* RECORD EXTRACTS
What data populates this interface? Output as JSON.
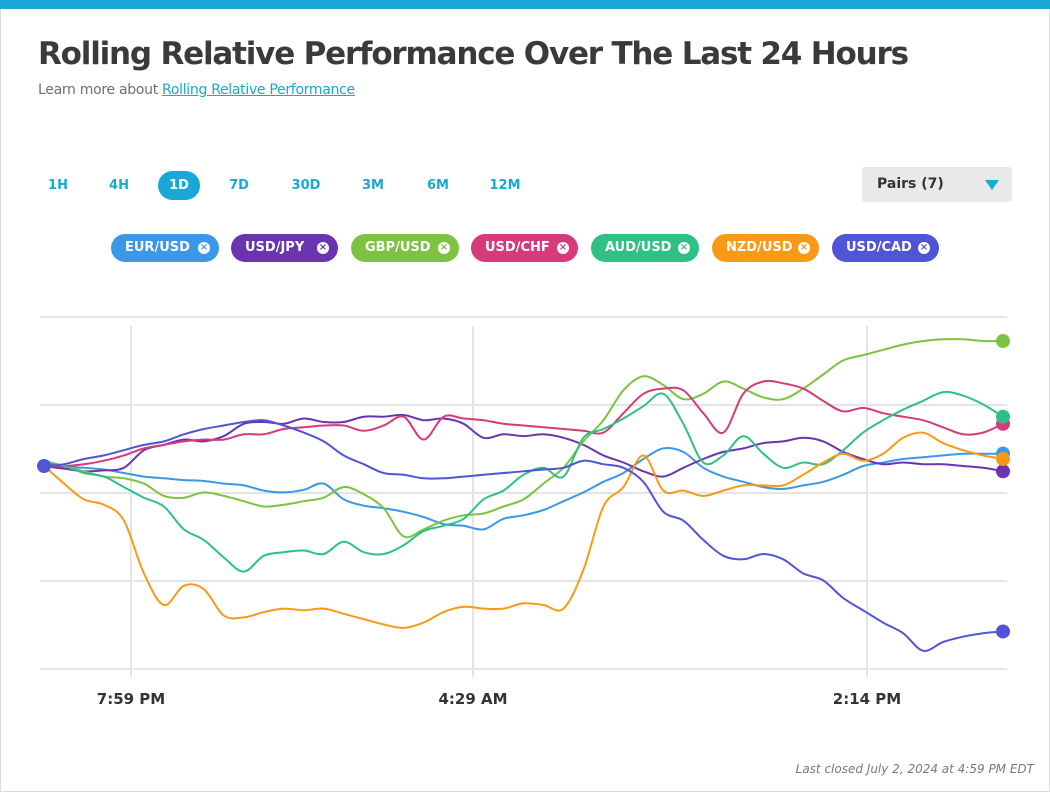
{
  "header": {
    "title": "Rolling Relative Performance Over The Last 24 Hours",
    "subtitle_prefix": "Learn more about",
    "subtitle_link": "Rolling Relative Performance"
  },
  "timeframes": [
    {
      "label": "1H",
      "active": false
    },
    {
      "label": "4H",
      "active": false
    },
    {
      "label": "1D",
      "active": true
    },
    {
      "label": "7D",
      "active": false
    },
    {
      "label": "30D",
      "active": false
    },
    {
      "label": "3M",
      "active": false
    },
    {
      "label": "6M",
      "active": false
    },
    {
      "label": "12M",
      "active": false
    }
  ],
  "pairs_dropdown": {
    "label": "Pairs (7)"
  },
  "chips": [
    {
      "label": "EUR/USD",
      "color": "#3b97e8"
    },
    {
      "label": "USD/JPY",
      "color": "#6a34b0"
    },
    {
      "label": "GBP/USD",
      "color": "#7cc243"
    },
    {
      "label": "USD/CHF",
      "color": "#d63a7c"
    },
    {
      "label": "AUD/USD",
      "color": "#2fc184"
    },
    {
      "label": "NZD/USD",
      "color": "#f89a16"
    },
    {
      "label": "USD/CAD",
      "color": "#4f55d6"
    }
  ],
  "chart_data": {
    "type": "line",
    "grid": true,
    "xticks": [
      "7:59 PM",
      "4:29 AM",
      "2:14 PM"
    ],
    "x": [
      0,
      1,
      2,
      3,
      4,
      5,
      6,
      7,
      8,
      9,
      10,
      11,
      12,
      13,
      14,
      15,
      16,
      17,
      18,
      19,
      20,
      21,
      22,
      23,
      24,
      25,
      26,
      27,
      28,
      29,
      30,
      31,
      32,
      33,
      34,
      35,
      36,
      37,
      38,
      39,
      40,
      41,
      42,
      43,
      44,
      45,
      46,
      47,
      48
    ],
    "series": [
      {
        "name": "EUR/USD",
        "color": "#3b97e8",
        "values": [
          0,
          -0.01,
          -0.02,
          -0.04,
          -0.08,
          -0.12,
          -0.14,
          -0.16,
          -0.17,
          -0.2,
          -0.22,
          -0.28,
          -0.3,
          -0.27,
          -0.2,
          -0.38,
          -0.45,
          -0.48,
          -0.52,
          -0.58,
          -0.66,
          -0.68,
          -0.72,
          -0.6,
          -0.56,
          -0.5,
          -0.4,
          -0.3,
          -0.18,
          -0.08,
          0.08,
          0.2,
          0.16,
          -0.02,
          -0.12,
          -0.18,
          -0.24,
          -0.26,
          -0.22,
          -0.18,
          -0.1,
          0,
          0.04,
          0.08,
          0.1,
          0.12,
          0.14,
          0.14,
          0.14
        ]
      },
      {
        "name": "USD/JPY",
        "color": "#6a34b0",
        "values": [
          0,
          -0.03,
          -0.06,
          -0.05,
          -0.02,
          0.18,
          0.24,
          0.3,
          0.28,
          0.34,
          0.48,
          0.5,
          0.48,
          0.54,
          0.5,
          0.5,
          0.56,
          0.56,
          0.58,
          0.52,
          0.54,
          0.48,
          0.32,
          0.36,
          0.34,
          0.36,
          0.32,
          0.24,
          0.12,
          0.04,
          -0.06,
          -0.12,
          -0.02,
          0.08,
          0.16,
          0.2,
          0.26,
          0.28,
          0.32,
          0.28,
          0.16,
          0.08,
          0.02,
          0.04,
          0.02,
          0.02,
          0.0,
          -0.02,
          -0.06
        ]
      },
      {
        "name": "GBP/USD",
        "color": "#7cc243",
        "values": [
          0.06,
          0.0,
          -0.06,
          -0.12,
          -0.14,
          -0.2,
          -0.34,
          -0.36,
          -0.3,
          -0.34,
          -0.4,
          -0.46,
          -0.44,
          -0.4,
          -0.36,
          -0.24,
          -0.32,
          -0.48,
          -0.8,
          -0.72,
          -0.62,
          -0.56,
          -0.54,
          -0.46,
          -0.38,
          -0.2,
          -0.02,
          0.28,
          0.52,
          0.86,
          1.02,
          0.92,
          0.76,
          0.82,
          0.96,
          0.88,
          0.78,
          0.76,
          0.88,
          1.04,
          1.2,
          1.26,
          1.32,
          1.38,
          1.42,
          1.44,
          1.44,
          1.42,
          1.42
        ]
      },
      {
        "name": "USD/CHF",
        "color": "#d63a7c",
        "values": [
          0,
          0.0,
          0.02,
          0.06,
          0.12,
          0.2,
          0.24,
          0.28,
          0.3,
          0.3,
          0.36,
          0.36,
          0.42,
          0.44,
          0.46,
          0.46,
          0.4,
          0.46,
          0.56,
          0.3,
          0.56,
          0.54,
          0.52,
          0.48,
          0.46,
          0.44,
          0.42,
          0.4,
          0.38,
          0.6,
          0.82,
          0.88,
          0.86,
          0.6,
          0.38,
          0.82,
          0.96,
          0.94,
          0.88,
          0.74,
          0.62,
          0.66,
          0.6,
          0.56,
          0.52,
          0.44,
          0.36,
          0.38,
          0.48
        ]
      },
      {
        "name": "AUD/USD",
        "color": "#2fc184",
        "values": [
          0.04,
          0.0,
          -0.08,
          -0.12,
          -0.24,
          -0.36,
          -0.46,
          -0.72,
          -0.84,
          -1.04,
          -1.2,
          -1.02,
          -0.98,
          -0.96,
          -1.0,
          -0.86,
          -0.98,
          -1.0,
          -0.9,
          -0.74,
          -0.68,
          -0.6,
          -0.38,
          -0.28,
          -0.1,
          -0.02,
          -0.12,
          0.32,
          0.42,
          0.54,
          0.68,
          0.82,
          0.48,
          0.04,
          0.12,
          0.34,
          0.14,
          -0.02,
          0.04,
          0.02,
          0.18,
          0.38,
          0.52,
          0.64,
          0.74,
          0.84,
          0.8,
          0.7,
          0.56
        ]
      },
      {
        "name": "NZD/USD",
        "color": "#f89a16",
        "values": [
          0,
          -0.2,
          -0.38,
          -0.44,
          -0.62,
          -1.22,
          -1.58,
          -1.36,
          -1.4,
          -1.7,
          -1.72,
          -1.66,
          -1.62,
          -1.64,
          -1.62,
          -1.68,
          -1.74,
          -1.8,
          -1.84,
          -1.78,
          -1.66,
          -1.6,
          -1.62,
          -1.62,
          -1.56,
          -1.58,
          -1.62,
          -1.18,
          -0.46,
          -0.24,
          0.12,
          -0.28,
          -0.28,
          -0.34,
          -0.28,
          -0.22,
          -0.22,
          -0.22,
          -0.1,
          0.04,
          0.14,
          0.06,
          0.14,
          0.32,
          0.38,
          0.26,
          0.18,
          0.12,
          0.08
        ]
      },
      {
        "name": "USD/CAD",
        "color": "#4f55d6",
        "values": [
          0,
          0.02,
          0.08,
          0.12,
          0.18,
          0.24,
          0.28,
          0.36,
          0.42,
          0.46,
          0.5,
          0.52,
          0.46,
          0.38,
          0.28,
          0.12,
          0.02,
          -0.08,
          -0.1,
          -0.14,
          -0.14,
          -0.12,
          -0.1,
          -0.08,
          -0.06,
          -0.04,
          -0.02,
          0.06,
          0.02,
          -0.02,
          -0.18,
          -0.52,
          -0.62,
          -0.84,
          -1.02,
          -1.06,
          -1.0,
          -1.06,
          -1.22,
          -1.3,
          -1.5,
          -1.64,
          -1.78,
          -1.9,
          -2.1,
          -2.0,
          -1.94,
          -1.9,
          -1.88
        ]
      }
    ]
  },
  "footer": {
    "note": "Last closed July 2, 2024 at 4:59 PM EDT"
  }
}
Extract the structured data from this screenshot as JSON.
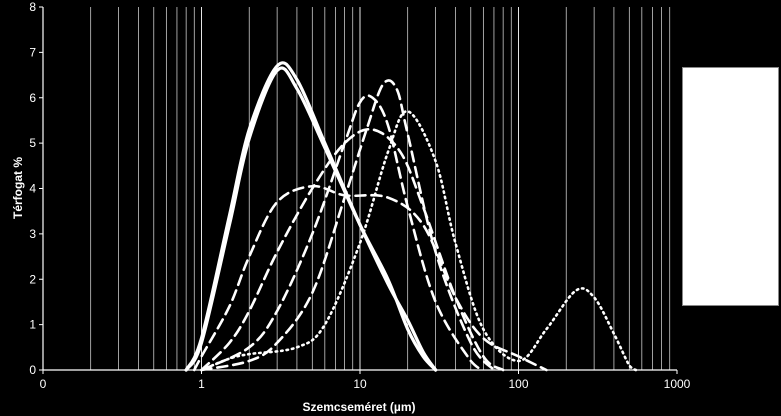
{
  "chart_data": {
    "type": "line",
    "title": "",
    "xlabel": "Szemcseméret (µm)",
    "ylabel": "Térfogat %",
    "xscale": "log",
    "xlim": [
      0.1,
      1000
    ],
    "ylim": [
      0,
      8
    ],
    "x_tick_labels": [
      "0",
      "1",
      "10",
      "100",
      "1000"
    ],
    "y_tick_labels": [
      "0",
      "1",
      "2",
      "3",
      "4",
      "5",
      "6",
      "7",
      "8"
    ],
    "grid": "vertical minor log gridlines",
    "legend": "right, blank white box",
    "colors": {
      "background": "#000000",
      "lines": "#ffffff",
      "legend_box": "#ffffff"
    },
    "series": [
      {
        "style": "solid",
        "points": [
          [
            0.8,
            0
          ],
          [
            1,
            0.6
          ],
          [
            1.5,
            3.2
          ],
          [
            2,
            5.1
          ],
          [
            3,
            6.6
          ],
          [
            4,
            6.2
          ],
          [
            6,
            4.9
          ],
          [
            10,
            3.2
          ],
          [
            15,
            2.0
          ],
          [
            20,
            0.9
          ],
          [
            25,
            0.3
          ],
          [
            30,
            0
          ]
        ]
      },
      {
        "style": "solid",
        "points": [
          [
            0.8,
            0
          ],
          [
            1,
            0.7
          ],
          [
            1.5,
            3.4
          ],
          [
            2,
            5.3
          ],
          [
            3,
            6.7
          ],
          [
            4,
            6.4
          ],
          [
            6,
            5.0
          ],
          [
            10,
            3.2
          ],
          [
            15,
            1.9
          ],
          [
            20,
            1.1
          ],
          [
            25,
            0.4
          ],
          [
            30,
            0
          ]
        ]
      },
      {
        "style": "dashed",
        "points": [
          [
            0.9,
            0
          ],
          [
            1,
            0.3
          ],
          [
            1.5,
            1.4
          ],
          [
            2,
            2.5
          ],
          [
            3,
            3.7
          ],
          [
            5,
            4.05
          ],
          [
            8,
            3.85
          ],
          [
            15,
            3.8
          ],
          [
            25,
            3.2
          ],
          [
            40,
            1.6
          ],
          [
            60,
            0.7
          ],
          [
            100,
            0.3
          ],
          [
            150,
            0
          ]
        ]
      },
      {
        "style": "dashed",
        "points": [
          [
            1,
            0
          ],
          [
            1.5,
            0.6
          ],
          [
            2,
            1.3
          ],
          [
            3,
            2.6
          ],
          [
            5,
            4.0
          ],
          [
            8,
            5.0
          ],
          [
            12,
            5.3
          ],
          [
            18,
            4.8
          ],
          [
            25,
            3.6
          ],
          [
            40,
            1.6
          ],
          [
            60,
            0.3
          ],
          [
            80,
            0
          ]
        ]
      },
      {
        "style": "dashed",
        "points": [
          [
            1,
            0
          ],
          [
            2,
            0.5
          ],
          [
            3,
            1.3
          ],
          [
            5,
            3.0
          ],
          [
            8,
            5.0
          ],
          [
            10,
            5.9
          ],
          [
            12,
            6.0
          ],
          [
            15,
            5.4
          ],
          [
            20,
            3.6
          ],
          [
            30,
            1.5
          ],
          [
            50,
            0.2
          ],
          [
            60,
            0
          ]
        ]
      },
      {
        "style": "dashed",
        "points": [
          [
            1,
            0
          ],
          [
            2,
            0.2
          ],
          [
            3,
            0.6
          ],
          [
            5,
            1.7
          ],
          [
            8,
            3.8
          ],
          [
            11,
            5.3
          ],
          [
            14,
            6.3
          ],
          [
            17,
            6.2
          ],
          [
            20,
            5.2
          ],
          [
            30,
            2.6
          ],
          [
            50,
            0.6
          ],
          [
            70,
            0
          ]
        ]
      },
      {
        "style": "dotted",
        "points": [
          [
            1,
            0
          ],
          [
            1.5,
            0.25
          ],
          [
            2,
            0.35
          ],
          [
            4,
            0.5
          ],
          [
            6,
            1.0
          ],
          [
            10,
            2.8
          ],
          [
            15,
            4.8
          ],
          [
            20,
            5.7
          ],
          [
            30,
            4.6
          ],
          [
            40,
            2.8
          ],
          [
            60,
            0.9
          ],
          [
            100,
            0.2
          ],
          [
            150,
            0.9
          ],
          [
            230,
            1.75
          ],
          [
            300,
            1.6
          ],
          [
            400,
            0.8
          ],
          [
            500,
            0.1
          ],
          [
            550,
            0
          ]
        ]
      }
    ]
  }
}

* EXERCISE DETAILS
Identify and list each line with the word "grid".

* PROBLEM SOLUTION
    "grid": true,
    "grid": "vertical minor log gridlines",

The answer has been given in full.